— INPUT RECORDS —
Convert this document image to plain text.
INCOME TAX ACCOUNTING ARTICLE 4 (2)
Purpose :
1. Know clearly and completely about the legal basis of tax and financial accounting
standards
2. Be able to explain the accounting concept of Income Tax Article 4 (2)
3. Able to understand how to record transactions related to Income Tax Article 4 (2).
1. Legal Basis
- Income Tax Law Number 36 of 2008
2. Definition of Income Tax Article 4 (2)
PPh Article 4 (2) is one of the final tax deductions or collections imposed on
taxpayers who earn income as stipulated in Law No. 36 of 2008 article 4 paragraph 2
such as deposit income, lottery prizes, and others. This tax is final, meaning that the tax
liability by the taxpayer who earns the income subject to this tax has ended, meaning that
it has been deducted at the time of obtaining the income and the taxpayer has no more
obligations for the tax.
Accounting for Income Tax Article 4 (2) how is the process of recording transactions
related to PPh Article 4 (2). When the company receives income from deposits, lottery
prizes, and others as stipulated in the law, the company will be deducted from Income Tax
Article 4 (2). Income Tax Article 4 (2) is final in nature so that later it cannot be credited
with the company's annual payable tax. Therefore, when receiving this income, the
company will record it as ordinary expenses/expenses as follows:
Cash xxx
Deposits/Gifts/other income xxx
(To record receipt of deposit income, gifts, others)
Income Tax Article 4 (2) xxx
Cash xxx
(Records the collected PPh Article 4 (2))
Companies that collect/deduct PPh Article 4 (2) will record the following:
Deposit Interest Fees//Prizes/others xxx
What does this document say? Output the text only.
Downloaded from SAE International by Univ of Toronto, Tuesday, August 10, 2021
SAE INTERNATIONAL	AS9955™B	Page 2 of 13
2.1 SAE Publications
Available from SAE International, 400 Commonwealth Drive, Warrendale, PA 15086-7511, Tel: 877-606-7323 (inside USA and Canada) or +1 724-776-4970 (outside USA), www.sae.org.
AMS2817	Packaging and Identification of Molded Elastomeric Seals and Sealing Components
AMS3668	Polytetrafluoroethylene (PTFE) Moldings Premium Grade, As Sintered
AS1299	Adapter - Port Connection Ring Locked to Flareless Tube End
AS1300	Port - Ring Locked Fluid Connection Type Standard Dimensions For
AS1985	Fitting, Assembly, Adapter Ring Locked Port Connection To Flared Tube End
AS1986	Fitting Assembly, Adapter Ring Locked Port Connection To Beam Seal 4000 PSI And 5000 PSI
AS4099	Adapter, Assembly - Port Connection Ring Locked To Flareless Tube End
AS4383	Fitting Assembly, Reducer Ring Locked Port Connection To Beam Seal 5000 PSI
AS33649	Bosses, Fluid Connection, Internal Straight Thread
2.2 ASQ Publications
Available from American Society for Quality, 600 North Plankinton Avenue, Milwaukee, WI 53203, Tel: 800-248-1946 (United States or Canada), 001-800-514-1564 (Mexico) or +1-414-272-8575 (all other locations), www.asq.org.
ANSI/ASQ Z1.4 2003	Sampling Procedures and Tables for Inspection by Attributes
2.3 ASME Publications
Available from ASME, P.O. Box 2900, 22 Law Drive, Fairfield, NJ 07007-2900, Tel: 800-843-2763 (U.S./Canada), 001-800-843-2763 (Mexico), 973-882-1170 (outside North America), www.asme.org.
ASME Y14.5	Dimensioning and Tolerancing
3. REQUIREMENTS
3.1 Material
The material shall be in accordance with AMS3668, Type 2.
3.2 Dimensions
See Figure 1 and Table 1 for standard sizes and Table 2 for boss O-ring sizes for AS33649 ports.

— GOAL —
Repeat the records exactly, including every line.

— EXERCISE RESPONSE —
Convert this document image to plain text.
INCOME TAX ACCOUNTING ARTICLE 4 (2)
Purpose :
1. Know clearly and completely about the legal basis of tax and financial accounting
standards
2. Be able to explain the accounting concept of Income Tax Article 4 (2)
3. Able to understand how to record transactions related to Income Tax Article 4 (2).
1. Legal Basis
- Income Tax Law Number 36 of 2008
2. Definition of Income Tax Article 4 (2)
PPh Article 4 (2) is one of the final tax deductions or collections imposed on
taxpayers who earn income as stipulated in Law No. 36 of 2008 article 4 paragraph 2
such as deposit income, lottery prizes, and others. This tax is final, meaning that the tax
liability by the taxpayer who earns the income subject to this tax has ended, meaning that
it has been deducted at the time of obtaining the income and the taxpayer has no more
obligations for the tax.
Accounting for Income Tax Article 4 (2) how is the process of recording transactions
related to PPh Article 4 (2). When the company receives income from deposits, lottery
prizes, and others as stipulated in the law, the company will be deducted from Income Tax
Article 4 (2). Income Tax Article 4 (2) is final in nature so that later it cannot be credited
with the company's annual payable tax. Therefore, when receiving this income, the
company will record it as ordinary expenses/expenses as follows:
Cash xxx
Deposits/Gifts/other income xxx
(To record receipt of deposit income, gifts, others)
Income Tax Article 4 (2) xxx
Cash xxx
(Records the collected PPh Article 4 (2))
Companies that collect/deduct PPh Article 4 (2) will record the following:
Deposit Interest Fees//Prizes/others xxx
What does this document say? Output the text only.
Downloaded from SAE International by Univ of Toronto, Tuesday, August 10, 2021
SAE INTERNATIONAL	AS9955™B	Page 2 of 13
2.1 SAE Publications
Available from SAE International, 400 Commonwealth Drive, Warrendale, PA 15086-7511, Tel: 877-606-7323 (inside USA and Canada) or +1 724-776-4970 (outside USA), www.sae.org.
AMS2817	Packaging and Identification of Molded Elastomeric Seals and Sealing Components
AMS3668	Polytetrafluoroethylene (PTFE) Moldings Premium Grade, As Sintered
AS1299	Adapter - Port Connection Ring Locked to Flareless Tube End
AS1300	Port - Ring Locked Fluid Connection Type Standard Dimensions For
AS1985	Fitting, Assembly, Adapter Ring Locked Port Connection To Flared Tube End
AS1986	Fitting Assembly, Adapter Ring Locked Port Connection To Beam Seal 4000 PSI And 5000 PSI
AS4099	Adapter, Assembly - Port Connection Ring Locked To Flareless Tube End
AS4383	Fitting Assembly, Reducer Ring Locked Port Connection To Beam Seal 5000 PSI
AS33649	Bosses, Fluid Connection, Internal Straight Thread
2.2 ASQ Publications
Available from American Society for Quality, 600 North Plankinton Avenue, Milwaukee, WI 53203, Tel: 800-248-1946 (United States or Canada), 001-800-514-1564 (Mexico) or +1-414-272-8575 (all other locations), www.asq.org.
ANSI/ASQ Z1.4 2003	Sampling Procedures and Tables for Inspection by Attributes
2.3 ASME Publications
Available from ASME, P.O. Box 2900, 22 Law Drive, Fairfield, NJ 07007-2900, Tel: 800-843-2763 (U.S./Canada), 001-800-843-2763 (Mexico), 973-882-1170 (outside North America), www.asme.org.
ASME Y14.5	Dimensioning and Tolerancing
3. REQUIREMENTS
3.1 Material
The material shall be in accordance with AMS3668, Type 2.
3.2 Dimensions
See Figure 1 and Table 1 for standard sizes and Table 2 for boss O-ring sizes for AS33649 ports.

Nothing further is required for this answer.